## begin EXTRACTED INFORMATION

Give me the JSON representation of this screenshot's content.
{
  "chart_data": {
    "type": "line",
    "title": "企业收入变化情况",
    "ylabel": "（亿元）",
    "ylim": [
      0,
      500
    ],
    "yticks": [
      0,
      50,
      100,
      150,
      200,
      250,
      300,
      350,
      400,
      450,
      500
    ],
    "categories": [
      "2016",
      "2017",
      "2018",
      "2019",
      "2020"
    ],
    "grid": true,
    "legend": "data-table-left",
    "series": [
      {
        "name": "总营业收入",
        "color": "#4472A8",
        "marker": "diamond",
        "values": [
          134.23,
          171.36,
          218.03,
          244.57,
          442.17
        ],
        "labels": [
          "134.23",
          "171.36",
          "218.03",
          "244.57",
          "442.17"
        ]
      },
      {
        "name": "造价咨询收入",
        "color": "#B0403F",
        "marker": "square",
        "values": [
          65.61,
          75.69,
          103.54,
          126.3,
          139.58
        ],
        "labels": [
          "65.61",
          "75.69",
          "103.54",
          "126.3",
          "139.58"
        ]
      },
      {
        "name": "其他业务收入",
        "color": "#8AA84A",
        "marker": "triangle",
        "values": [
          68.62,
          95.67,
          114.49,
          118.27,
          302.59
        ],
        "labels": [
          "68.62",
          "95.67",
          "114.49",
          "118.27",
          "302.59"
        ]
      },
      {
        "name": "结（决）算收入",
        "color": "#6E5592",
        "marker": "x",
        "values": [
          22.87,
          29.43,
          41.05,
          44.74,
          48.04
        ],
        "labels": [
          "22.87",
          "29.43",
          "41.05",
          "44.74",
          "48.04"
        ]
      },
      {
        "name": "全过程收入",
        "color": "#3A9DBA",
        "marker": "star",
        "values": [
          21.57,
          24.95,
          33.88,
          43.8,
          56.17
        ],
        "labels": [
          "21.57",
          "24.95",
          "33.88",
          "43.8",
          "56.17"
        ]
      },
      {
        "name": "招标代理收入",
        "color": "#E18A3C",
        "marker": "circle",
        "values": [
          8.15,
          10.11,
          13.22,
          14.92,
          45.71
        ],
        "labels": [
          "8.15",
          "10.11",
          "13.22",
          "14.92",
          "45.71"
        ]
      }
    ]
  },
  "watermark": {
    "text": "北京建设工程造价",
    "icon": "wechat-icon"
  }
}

## end EXTRACTED INFORMATION

- _WORK TO DO_
Please restate the data word for word, every record included.

- _EXPECTED ANSWER_
Give me the JSON representation of this screenshot's content.
{
  "chart_data": {
    "type": "line",
    "title": "企业收入变化情况",
    "ylabel": "（亿元）",
    "ylim": [
      0,
      500
    ],
    "yticks": [
      0,
      50,
      100,
      150,
      200,
      250,
      300,
      350,
      400,
      450,
      500
    ],
    "categories": [
      "2016",
      "2017",
      "2018",
      "2019",
      "2020"
    ],
    "grid": true,
    "legend": "data-table-left",
    "series": [
      {
        "name": "总营业收入",
        "color": "#4472A8",
        "marker": "diamond",
        "values": [
          134.23,
          171.36,
          218.03,
          244.57,
          442.17
        ],
        "labels": [
          "134.23",
          "171.36",
          "218.03",
          "244.57",
          "442.17"
        ]
      },
      {
        "name": "造价咨询收入",
        "color": "#B0403F",
        "marker": "square",
        "values": [
          65.61,
          75.69,
          103.54,
          126.3,
          139.58
        ],
        "labels": [
          "65.61",
          "75.69",
          "103.54",
          "126.3",
          "139.58"
        ]
      },
      {
        "name": "其他业务收入",
        "color": "#8AA84A",
        "marker": "triangle",
        "values": [
          68.62,
          95.67,
          114.49,
          118.27,
          302.59
        ],
        "labels": [
          "68.62",
          "95.67",
          "114.49",
          "118.27",
          "302.59"
        ]
      },
      {
        "name": "结（决）算收入",
        "color": "#6E5592",
        "marker": "x",
        "values": [
          22.87,
          29.43,
          41.05,
          44.74,
          48.04
        ],
        "labels": [
          "22.87",
          "29.43",
          "41.05",
          "44.74",
          "48.04"
        ]
      },
      {
        "name": "全过程收入",
        "color": "#3A9DBA",
        "marker": "star",
        "values": [
          21.57,
          24.95,
          33.88,
          43.8,
          56.17
        ],
        "labels": [
          "21.57",
          "24.95",
          "33.88",
          "43.8",
          "56.17"
        ]
      },
      {
        "name": "招标代理收入",
        "color": "#E18A3C",
        "marker": "circle",
        "values": [
          8.15,
          10.11,
          13.22,
          14.92,
          45.71
        ],
        "labels": [
          "8.15",
          "10.11",
          "13.22",
          "14.92",
          "45.71"
        ]
      }
    ]
  },
  "watermark": {
    "text": "北京建设工程造价",
    "icon": "wechat-icon"
  }
}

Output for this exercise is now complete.